[TEXTE SOURCE]
>>
Ces effets accentuent les contraintes pour produire du raisin et du vin en zone méditerranéenne avec des conséquences économiques globalement négatives pour les entreprises : baisses de production, modifications de qualité du vin en déphasage avec la demande, risques économiques accrus.

Des leviers d’adaptation testés chez les viticulteurs ou par la recherche

Pour autant des solutions techniques ou organisationnelles sont possibles, expérimentées et mises en oeuvre pour faire face à ces impacts :

  • renouveler et diversifier l’encépagement avec des variétés plus tardives, résistantes à des températures plus élevées et à la sécheresse, produisant moins de sucre et plus d’acidité, et si possibles résistantes aux maladies… Les options, engagées et objet d’évaluations, concernent des variétés anciennes, des cépages d’autres régions méditerranéennes ou des créations variétales (Wolkovich et al., 2018) ;
  • modifier les pratiques culturales, à la fois au niveau de la gestion du sol (amendement de matière organique pour renforcer la réserve utile en eau, travail du sol favorisant la pénétration de l’eau, couvert limitant l’évaporation…), de la gestion de la canopée (hauteur, forme et volume du feuillage favorisant l’ombrage et limitant le besoin en eau, taille plus tardive…), ou d’une modification plus radicale de l’agrosystème (plantation raisonnée d’arbres pouvant tamponner le climat) ;
  • développer l’irrigation de précision pour piloter l’état hydrique de la vigne. L’option mise en avant par les organisations viticoles ne peut toutefois concerner qu’un nombre limité d’hectares en Occitanie, et suppose des pratiques économes en eau, prenant en compte la durabilité de la ressource (Graveline et Grémont, 2021) ;
  • adopter de nouvelles techniques oenologiques pour corriger après récolte certains effets du changement climatique sur la composition des raisins.

Cela concerne la désalcoolisation (techniques par membrane), l’ajustement du Ph (électrodialyse…), le choix de levures à plus faible rendement en éthanol ou un meilleur contrôle de la température ;

  • relocaliser les vignes sur des parcelles moins exposées au soleil, avec des sols plus profonds, ou plus en altitude pour gagner en fraicheur. Ces stratégies sont observables par exemple sur les terrasses du Larzac ou à Banyuls (Delay et al., 2015). L’adaptation des vignobles dans l’espace concerne aussi les choix de densité de plantation, la gestion des terrasses, du bassin versant ou du paysage ;
  • développer de nouveaux services d’assurance, mais aussi renforcer les systèmes d’information et d’alerte climatique, favoriser le conseil et la prévention (règles de décision, équipements) pour réduire les risques ;
  • faire évoluer les cahiers des charges des appellations (introduction de nouveaux cépages et pratiques) et, plus largement, les organisations et politiques viticoles pour favoriser innovations et partages d’expérience (Boyer et Touzard, 2021).
<<
Entrées du jeu de données:
>>
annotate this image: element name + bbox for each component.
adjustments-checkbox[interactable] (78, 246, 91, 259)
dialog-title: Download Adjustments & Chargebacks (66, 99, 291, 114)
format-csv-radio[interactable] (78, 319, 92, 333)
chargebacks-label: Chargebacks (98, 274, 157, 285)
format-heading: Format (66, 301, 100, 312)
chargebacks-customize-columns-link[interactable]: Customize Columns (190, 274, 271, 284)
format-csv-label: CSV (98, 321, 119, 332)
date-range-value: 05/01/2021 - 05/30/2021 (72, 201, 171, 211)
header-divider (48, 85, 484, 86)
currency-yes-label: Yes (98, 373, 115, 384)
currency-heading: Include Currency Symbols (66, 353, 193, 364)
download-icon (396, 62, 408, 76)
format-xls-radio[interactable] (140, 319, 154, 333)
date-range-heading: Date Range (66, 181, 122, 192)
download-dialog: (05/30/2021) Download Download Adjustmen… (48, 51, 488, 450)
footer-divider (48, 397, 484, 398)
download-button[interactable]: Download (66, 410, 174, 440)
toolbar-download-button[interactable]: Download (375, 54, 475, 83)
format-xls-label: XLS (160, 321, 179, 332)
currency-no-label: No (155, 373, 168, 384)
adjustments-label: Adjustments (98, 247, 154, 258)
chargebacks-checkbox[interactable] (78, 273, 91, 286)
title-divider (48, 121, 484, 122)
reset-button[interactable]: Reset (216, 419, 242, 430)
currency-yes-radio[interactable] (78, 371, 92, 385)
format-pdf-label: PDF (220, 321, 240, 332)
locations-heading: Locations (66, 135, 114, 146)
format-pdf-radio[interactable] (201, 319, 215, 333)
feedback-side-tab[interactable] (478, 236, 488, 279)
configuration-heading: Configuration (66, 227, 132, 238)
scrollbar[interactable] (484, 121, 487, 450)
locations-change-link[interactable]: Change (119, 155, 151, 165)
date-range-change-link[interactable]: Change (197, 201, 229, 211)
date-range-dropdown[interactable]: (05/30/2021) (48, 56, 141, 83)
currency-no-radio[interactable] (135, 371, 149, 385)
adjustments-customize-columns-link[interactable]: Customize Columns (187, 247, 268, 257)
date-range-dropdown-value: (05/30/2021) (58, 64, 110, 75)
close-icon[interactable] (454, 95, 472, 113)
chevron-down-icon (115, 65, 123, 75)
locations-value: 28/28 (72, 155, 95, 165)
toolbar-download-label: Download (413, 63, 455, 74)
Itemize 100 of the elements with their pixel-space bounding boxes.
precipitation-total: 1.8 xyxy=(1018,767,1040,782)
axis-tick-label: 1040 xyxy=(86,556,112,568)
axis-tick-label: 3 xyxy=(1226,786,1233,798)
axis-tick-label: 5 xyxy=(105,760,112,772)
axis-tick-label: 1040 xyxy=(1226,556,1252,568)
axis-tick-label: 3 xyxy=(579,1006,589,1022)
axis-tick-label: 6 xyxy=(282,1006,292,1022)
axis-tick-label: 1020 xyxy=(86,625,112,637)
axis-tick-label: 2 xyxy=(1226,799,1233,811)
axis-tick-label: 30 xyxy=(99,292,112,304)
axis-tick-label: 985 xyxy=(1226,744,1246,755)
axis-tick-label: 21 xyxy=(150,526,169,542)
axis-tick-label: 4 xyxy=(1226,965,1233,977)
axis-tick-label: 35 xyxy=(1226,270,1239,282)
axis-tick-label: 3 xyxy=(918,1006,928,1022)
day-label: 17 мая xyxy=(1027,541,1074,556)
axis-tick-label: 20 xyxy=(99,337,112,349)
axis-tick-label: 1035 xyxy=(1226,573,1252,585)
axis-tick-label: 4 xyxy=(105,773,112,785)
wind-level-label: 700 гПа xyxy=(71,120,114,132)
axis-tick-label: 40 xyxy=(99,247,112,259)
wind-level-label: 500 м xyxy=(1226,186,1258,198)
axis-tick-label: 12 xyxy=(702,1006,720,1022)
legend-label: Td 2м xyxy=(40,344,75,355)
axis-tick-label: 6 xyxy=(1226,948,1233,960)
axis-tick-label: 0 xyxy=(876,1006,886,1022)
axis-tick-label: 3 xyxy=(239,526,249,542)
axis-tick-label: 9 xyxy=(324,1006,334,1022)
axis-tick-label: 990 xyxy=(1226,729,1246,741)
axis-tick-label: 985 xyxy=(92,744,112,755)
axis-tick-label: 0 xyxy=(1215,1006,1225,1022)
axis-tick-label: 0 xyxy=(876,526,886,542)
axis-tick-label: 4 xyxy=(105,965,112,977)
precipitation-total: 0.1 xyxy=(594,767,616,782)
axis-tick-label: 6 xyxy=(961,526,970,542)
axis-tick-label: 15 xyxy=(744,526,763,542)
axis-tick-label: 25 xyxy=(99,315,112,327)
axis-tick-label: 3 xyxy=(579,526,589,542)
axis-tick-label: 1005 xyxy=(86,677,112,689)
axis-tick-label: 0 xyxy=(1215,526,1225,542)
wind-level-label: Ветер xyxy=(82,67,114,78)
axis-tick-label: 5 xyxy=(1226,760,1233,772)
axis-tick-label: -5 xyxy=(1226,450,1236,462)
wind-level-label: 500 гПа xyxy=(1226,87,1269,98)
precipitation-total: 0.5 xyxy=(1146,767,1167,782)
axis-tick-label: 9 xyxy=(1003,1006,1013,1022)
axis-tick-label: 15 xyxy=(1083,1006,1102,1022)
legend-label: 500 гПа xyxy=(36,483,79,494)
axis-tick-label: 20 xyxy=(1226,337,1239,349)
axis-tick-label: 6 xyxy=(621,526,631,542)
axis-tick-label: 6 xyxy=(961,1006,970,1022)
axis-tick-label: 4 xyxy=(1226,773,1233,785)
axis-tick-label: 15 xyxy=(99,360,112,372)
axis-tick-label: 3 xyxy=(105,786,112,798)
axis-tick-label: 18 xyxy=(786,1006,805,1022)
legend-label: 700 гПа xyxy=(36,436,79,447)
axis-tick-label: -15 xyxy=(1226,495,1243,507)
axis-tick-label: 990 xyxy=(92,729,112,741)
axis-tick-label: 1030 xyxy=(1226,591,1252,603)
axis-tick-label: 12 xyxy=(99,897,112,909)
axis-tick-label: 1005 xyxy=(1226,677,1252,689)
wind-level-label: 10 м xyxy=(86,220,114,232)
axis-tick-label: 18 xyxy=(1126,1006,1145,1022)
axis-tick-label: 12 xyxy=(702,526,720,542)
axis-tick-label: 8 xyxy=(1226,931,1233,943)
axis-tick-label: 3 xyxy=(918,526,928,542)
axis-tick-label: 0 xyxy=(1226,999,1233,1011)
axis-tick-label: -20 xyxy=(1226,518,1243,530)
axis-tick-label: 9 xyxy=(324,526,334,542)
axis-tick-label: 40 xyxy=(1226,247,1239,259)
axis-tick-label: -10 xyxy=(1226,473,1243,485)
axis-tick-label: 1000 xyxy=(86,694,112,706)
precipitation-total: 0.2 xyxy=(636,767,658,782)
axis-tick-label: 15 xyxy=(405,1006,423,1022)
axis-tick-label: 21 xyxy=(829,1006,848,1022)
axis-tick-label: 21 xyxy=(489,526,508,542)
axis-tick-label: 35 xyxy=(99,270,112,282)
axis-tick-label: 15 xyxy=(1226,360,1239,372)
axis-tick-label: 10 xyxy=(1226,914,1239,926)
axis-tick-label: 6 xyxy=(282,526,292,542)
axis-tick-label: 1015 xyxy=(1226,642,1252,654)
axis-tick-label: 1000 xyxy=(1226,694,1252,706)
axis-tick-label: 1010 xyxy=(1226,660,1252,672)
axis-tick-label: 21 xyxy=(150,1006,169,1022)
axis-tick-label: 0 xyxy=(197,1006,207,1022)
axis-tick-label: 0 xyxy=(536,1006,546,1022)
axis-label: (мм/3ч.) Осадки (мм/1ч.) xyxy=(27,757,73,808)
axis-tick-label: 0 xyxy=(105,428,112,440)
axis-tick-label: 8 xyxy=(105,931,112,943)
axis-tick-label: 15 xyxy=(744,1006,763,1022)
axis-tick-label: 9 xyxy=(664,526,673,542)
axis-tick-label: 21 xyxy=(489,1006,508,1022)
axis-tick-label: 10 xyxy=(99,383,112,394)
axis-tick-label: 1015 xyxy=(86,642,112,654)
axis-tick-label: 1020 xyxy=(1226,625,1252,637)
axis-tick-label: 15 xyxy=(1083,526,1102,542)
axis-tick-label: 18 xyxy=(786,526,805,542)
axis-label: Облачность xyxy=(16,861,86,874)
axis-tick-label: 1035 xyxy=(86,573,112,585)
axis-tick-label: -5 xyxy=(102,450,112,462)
<<
Reformulez sous forme de liste concise le paragraphe du texte source qui commence par « relocaliser les vignes sur des parcelles », en conservant ses informations principales.

- Déplacer les vignes vers des parcelles moins exposées au soleil, aux sols plus profonds, ou plus en altitude pour gagner en fraîcheur.
- Ces stratégies s'observent par exemple sur les terrasses du Larzac ou à Banyuls (Delay et al., 2015).
- L'adaptation spatiale des vignobles porte aussi sur la densité de plantation et sur la gestion des terrasses, du bassin versant ou du paysage.